Objective:
From the entries below, pull out each line where "home" appears.

Dataset rows:
'''
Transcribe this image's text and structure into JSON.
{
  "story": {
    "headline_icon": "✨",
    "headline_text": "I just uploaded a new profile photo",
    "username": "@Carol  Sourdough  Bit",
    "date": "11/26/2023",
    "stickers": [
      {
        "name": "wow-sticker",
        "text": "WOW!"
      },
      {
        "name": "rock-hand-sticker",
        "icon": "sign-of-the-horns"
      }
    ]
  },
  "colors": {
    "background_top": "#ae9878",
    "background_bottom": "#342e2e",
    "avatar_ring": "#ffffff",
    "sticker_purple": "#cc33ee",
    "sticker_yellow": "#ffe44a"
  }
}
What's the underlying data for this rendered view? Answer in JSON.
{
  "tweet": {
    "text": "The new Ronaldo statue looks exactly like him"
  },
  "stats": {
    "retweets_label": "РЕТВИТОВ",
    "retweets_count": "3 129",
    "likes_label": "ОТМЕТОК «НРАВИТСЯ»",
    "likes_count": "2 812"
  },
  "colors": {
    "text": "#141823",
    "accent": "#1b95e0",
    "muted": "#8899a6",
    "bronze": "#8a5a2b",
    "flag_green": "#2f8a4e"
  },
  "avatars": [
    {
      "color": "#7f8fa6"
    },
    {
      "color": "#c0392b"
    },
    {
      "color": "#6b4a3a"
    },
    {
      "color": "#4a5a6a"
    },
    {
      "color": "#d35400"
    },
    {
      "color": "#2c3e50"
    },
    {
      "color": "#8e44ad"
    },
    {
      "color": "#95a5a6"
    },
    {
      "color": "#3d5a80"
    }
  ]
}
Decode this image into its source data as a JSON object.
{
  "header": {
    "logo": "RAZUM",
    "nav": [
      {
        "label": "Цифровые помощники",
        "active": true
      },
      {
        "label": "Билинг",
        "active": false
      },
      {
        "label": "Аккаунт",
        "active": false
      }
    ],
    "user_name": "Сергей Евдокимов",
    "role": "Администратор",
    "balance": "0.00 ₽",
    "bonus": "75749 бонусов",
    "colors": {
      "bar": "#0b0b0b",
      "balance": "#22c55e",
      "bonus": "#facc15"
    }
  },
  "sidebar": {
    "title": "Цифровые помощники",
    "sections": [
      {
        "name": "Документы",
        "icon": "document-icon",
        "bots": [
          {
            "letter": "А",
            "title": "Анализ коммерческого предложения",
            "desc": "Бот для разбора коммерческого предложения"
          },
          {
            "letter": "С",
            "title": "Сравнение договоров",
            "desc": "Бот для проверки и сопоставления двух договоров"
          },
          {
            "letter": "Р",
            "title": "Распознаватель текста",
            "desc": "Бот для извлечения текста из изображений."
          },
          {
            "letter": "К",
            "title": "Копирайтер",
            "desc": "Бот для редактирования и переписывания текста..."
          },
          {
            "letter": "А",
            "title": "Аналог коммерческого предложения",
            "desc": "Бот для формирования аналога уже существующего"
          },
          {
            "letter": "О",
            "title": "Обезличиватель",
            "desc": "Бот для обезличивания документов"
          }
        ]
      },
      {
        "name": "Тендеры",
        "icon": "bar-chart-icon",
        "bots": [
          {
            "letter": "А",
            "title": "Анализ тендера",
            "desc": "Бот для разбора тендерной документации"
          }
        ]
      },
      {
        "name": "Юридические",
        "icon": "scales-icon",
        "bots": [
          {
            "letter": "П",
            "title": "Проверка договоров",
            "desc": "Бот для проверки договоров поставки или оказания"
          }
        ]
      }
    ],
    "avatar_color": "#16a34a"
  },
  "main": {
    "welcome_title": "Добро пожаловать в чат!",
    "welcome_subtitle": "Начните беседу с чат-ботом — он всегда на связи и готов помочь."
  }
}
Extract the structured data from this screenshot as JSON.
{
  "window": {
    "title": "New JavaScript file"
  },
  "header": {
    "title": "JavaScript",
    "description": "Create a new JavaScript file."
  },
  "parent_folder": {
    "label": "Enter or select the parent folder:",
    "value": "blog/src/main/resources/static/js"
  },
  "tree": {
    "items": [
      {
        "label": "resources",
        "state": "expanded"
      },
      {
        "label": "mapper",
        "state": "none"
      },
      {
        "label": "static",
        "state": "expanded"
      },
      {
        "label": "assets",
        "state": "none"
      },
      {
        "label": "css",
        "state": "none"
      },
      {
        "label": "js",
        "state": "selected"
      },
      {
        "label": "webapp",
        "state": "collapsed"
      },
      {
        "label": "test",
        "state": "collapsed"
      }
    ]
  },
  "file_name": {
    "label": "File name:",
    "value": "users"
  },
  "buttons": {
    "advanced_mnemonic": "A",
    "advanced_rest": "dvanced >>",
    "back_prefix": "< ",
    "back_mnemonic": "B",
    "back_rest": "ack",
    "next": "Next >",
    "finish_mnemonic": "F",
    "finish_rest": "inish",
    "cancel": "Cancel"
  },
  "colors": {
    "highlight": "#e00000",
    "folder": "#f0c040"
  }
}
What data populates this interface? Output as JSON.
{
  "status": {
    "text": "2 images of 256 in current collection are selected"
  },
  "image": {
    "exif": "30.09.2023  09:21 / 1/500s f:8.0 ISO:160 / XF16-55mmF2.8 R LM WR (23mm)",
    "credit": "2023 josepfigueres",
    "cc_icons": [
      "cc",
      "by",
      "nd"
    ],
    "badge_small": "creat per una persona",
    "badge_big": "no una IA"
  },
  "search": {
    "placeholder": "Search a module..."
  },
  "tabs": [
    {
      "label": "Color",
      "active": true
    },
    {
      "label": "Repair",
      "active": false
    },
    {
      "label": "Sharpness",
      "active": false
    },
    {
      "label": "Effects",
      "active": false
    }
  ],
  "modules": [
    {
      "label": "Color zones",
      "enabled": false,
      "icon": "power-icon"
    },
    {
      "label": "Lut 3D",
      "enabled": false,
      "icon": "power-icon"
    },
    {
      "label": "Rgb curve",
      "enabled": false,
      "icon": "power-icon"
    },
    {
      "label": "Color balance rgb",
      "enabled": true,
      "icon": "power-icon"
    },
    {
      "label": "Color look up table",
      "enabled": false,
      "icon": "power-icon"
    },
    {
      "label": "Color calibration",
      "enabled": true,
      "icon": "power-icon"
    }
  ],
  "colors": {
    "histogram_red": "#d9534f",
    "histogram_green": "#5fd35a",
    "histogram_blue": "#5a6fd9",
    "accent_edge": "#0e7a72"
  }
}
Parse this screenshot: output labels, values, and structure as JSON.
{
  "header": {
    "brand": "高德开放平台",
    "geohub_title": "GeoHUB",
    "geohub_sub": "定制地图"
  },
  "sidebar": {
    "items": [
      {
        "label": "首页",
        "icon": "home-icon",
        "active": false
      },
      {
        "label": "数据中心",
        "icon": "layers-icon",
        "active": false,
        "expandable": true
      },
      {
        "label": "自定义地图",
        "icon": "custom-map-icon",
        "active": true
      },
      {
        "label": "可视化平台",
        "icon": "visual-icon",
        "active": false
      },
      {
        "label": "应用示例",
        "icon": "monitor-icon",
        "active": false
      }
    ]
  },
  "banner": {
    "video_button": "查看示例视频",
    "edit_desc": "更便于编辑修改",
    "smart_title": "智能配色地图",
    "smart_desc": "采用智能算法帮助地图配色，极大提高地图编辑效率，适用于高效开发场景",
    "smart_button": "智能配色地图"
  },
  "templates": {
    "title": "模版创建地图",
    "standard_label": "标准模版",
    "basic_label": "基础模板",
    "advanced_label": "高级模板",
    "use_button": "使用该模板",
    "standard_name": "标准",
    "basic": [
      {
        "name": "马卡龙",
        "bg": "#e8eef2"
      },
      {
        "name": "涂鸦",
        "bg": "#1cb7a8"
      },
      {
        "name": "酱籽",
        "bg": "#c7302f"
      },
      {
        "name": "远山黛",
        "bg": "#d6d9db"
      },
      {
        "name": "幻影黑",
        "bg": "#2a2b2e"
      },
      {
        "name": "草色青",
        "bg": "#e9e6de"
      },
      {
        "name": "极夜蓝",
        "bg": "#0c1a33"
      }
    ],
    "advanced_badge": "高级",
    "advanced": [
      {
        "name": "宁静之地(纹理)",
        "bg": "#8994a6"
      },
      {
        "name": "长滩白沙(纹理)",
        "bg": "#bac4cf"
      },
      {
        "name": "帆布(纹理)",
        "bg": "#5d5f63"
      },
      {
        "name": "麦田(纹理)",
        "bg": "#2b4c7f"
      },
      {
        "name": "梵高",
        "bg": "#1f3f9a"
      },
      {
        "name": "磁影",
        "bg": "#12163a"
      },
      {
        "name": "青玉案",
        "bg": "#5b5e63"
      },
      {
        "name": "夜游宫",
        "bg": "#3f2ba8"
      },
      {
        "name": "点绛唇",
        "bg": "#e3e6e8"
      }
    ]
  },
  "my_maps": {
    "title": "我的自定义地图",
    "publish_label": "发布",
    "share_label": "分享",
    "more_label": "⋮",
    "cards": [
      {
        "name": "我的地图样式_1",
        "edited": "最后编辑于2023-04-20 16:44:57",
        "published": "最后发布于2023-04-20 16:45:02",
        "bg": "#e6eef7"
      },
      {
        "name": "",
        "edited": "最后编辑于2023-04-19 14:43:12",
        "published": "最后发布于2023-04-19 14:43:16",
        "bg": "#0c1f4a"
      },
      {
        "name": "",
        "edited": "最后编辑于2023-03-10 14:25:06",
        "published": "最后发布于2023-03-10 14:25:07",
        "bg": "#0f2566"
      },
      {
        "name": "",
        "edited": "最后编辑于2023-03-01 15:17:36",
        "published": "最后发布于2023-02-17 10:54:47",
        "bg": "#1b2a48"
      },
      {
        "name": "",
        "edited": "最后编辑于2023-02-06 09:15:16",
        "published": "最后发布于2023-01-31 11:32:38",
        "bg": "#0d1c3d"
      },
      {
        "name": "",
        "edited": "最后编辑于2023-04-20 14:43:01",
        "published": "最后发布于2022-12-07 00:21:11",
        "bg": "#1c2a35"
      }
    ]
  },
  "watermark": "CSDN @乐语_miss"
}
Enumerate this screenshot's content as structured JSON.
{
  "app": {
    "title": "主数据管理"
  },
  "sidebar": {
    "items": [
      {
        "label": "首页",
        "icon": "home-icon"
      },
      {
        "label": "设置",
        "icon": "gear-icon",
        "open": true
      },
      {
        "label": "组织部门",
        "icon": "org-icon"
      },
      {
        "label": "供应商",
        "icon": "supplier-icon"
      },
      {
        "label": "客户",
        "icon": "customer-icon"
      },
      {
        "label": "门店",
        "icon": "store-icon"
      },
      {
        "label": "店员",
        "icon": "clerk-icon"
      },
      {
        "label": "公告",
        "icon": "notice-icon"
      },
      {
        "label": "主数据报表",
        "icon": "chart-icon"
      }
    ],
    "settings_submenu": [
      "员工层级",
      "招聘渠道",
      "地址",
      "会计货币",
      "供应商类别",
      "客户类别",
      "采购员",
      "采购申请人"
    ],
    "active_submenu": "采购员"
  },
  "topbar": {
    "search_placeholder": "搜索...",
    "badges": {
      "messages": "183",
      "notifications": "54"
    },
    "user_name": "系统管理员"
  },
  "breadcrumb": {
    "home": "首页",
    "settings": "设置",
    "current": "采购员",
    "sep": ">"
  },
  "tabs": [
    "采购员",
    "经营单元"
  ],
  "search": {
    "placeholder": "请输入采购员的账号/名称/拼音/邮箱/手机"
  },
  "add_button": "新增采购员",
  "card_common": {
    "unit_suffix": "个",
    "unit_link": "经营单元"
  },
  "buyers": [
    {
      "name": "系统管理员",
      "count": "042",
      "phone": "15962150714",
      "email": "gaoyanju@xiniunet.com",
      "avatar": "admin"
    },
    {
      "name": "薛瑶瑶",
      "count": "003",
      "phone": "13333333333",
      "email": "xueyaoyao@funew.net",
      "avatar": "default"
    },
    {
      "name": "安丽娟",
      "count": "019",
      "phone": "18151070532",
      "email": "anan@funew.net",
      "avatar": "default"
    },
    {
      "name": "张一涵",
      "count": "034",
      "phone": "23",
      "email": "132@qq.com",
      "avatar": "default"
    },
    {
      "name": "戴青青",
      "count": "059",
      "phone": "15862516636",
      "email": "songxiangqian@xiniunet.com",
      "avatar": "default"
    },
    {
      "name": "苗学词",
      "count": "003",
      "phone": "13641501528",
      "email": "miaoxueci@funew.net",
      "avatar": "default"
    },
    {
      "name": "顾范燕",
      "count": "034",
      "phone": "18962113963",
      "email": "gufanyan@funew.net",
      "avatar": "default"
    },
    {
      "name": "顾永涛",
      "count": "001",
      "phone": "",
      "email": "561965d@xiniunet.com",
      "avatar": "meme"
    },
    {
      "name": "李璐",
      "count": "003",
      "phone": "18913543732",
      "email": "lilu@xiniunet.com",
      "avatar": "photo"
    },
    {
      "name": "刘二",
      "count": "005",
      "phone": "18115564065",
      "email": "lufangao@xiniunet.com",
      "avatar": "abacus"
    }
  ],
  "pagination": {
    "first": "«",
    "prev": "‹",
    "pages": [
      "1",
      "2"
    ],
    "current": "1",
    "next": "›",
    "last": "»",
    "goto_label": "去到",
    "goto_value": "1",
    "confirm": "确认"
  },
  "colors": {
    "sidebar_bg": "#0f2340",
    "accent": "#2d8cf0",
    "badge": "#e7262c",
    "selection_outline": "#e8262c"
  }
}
'''
Final result:
        "icon": "home-icon",
        "icon": "home-icon"
    "home": "首页",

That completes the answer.